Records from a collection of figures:
* * *

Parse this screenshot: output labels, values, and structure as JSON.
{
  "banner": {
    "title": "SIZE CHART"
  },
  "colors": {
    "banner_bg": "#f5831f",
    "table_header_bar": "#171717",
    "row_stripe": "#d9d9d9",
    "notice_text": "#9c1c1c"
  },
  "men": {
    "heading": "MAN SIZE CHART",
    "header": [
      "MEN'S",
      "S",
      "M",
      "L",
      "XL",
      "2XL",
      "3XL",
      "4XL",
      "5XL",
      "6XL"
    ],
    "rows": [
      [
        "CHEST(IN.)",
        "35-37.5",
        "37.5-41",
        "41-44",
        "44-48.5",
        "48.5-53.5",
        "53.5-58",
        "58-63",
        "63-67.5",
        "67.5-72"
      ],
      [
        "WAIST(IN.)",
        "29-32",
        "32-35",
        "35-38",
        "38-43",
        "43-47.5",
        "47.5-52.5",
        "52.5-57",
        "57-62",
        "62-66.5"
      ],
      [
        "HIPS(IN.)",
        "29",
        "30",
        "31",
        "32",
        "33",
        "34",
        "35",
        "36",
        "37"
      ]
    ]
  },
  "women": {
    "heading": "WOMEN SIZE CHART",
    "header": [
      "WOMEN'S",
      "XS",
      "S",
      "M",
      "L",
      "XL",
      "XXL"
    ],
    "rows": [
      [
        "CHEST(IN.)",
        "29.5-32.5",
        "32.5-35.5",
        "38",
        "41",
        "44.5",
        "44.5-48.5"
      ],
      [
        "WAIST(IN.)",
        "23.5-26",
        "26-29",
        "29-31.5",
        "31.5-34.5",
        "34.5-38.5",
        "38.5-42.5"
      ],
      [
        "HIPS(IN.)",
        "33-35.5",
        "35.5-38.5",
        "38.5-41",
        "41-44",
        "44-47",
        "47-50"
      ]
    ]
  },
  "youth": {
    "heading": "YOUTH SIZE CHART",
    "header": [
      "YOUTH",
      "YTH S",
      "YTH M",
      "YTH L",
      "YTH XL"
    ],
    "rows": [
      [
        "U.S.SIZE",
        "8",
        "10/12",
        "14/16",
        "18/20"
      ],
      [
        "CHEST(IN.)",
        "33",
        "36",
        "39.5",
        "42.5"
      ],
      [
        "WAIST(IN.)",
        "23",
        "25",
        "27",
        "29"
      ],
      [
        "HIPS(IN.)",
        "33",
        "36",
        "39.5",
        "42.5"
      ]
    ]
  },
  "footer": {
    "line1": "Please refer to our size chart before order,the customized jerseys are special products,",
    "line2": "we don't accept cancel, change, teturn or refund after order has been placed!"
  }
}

* * *

• [Short exercise] Restate each entry exactly, skipping none.

• [Problem solution]
Parse this screenshot: output labels, values, and structure as JSON.
{
  "banner": {
    "title": "SIZE CHART"
  },
  "colors": {
    "banner_bg": "#f5831f",
    "table_header_bar": "#171717",
    "row_stripe": "#d9d9d9",
    "notice_text": "#9c1c1c"
  },
  "men": {
    "heading": "MAN SIZE CHART",
    "header": [
      "MEN'S",
      "S",
      "M",
      "L",
      "XL",
      "2XL",
      "3XL",
      "4XL",
      "5XL",
      "6XL"
    ],
    "rows": [
      [
        "CHEST(IN.)",
        "35-37.5",
        "37.5-41",
        "41-44",
        "44-48.5",
        "48.5-53.5",
        "53.5-58",
        "58-63",
        "63-67.5",
        "67.5-72"
      ],
      [
        "WAIST(IN.)",
        "29-32",
        "32-35",
        "35-38",
        "38-43",
        "43-47.5",
        "47.5-52.5",
        "52.5-57",
        "57-62",
        "62-66.5"
      ],
      [
        "HIPS(IN.)",
        "29",
        "30",
        "31",
        "32",
        "33",
        "34",
        "35",
        "36",
        "37"
      ]
    ]
  },
  "women": {
    "heading": "WOMEN SIZE CHART",
    "header": [
      "WOMEN'S",
      "XS",
      "S",
      "M",
      "L",
      "XL",
      "XXL"
    ],
    "rows": [
      [
        "CHEST(IN.)",
        "29.5-32.5",
        "32.5-35.5",
        "38",
        "41",
        "44.5",
        "44.5-48.5"
      ],
      [
        "WAIST(IN.)",
        "23.5-26",
        "26-29",
        "29-31.5",
        "31.5-34.5",
        "34.5-38.5",
        "38.5-42.5"
      ],
      [
        "HIPS(IN.)",
        "33-35.5",
        "35.5-38.5",
        "38.5-41",
        "41-44",
        "44-47",
        "47-50"
      ]
    ]
  },
  "youth": {
    "heading": "YOUTH SIZE CHART",
    "header": [
      "YOUTH",
      "YTH S",
      "YTH M",
      "YTH L",
      "YTH XL"
    ],
    "rows": [
      [
        "U.S.SIZE",
        "8",
        "10/12",
        "14/16",
        "18/20"
      ],
      [
        "CHEST(IN.)",
        "33",
        "36",
        "39.5",
        "42.5"
      ],
      [
        "WAIST(IN.)",
        "23",
        "25",
        "27",
        "29"
      ],
      [
        "HIPS(IN.)",
        "33",
        "36",
        "39.5",
        "42.5"
      ]
    ]
  },
  "footer": {
    "line1": "Please refer to our size chart before order,the customized jerseys are special products,",
    "line2": "we don't accept cancel, change, teturn or refund after order has been placed!"
  }
}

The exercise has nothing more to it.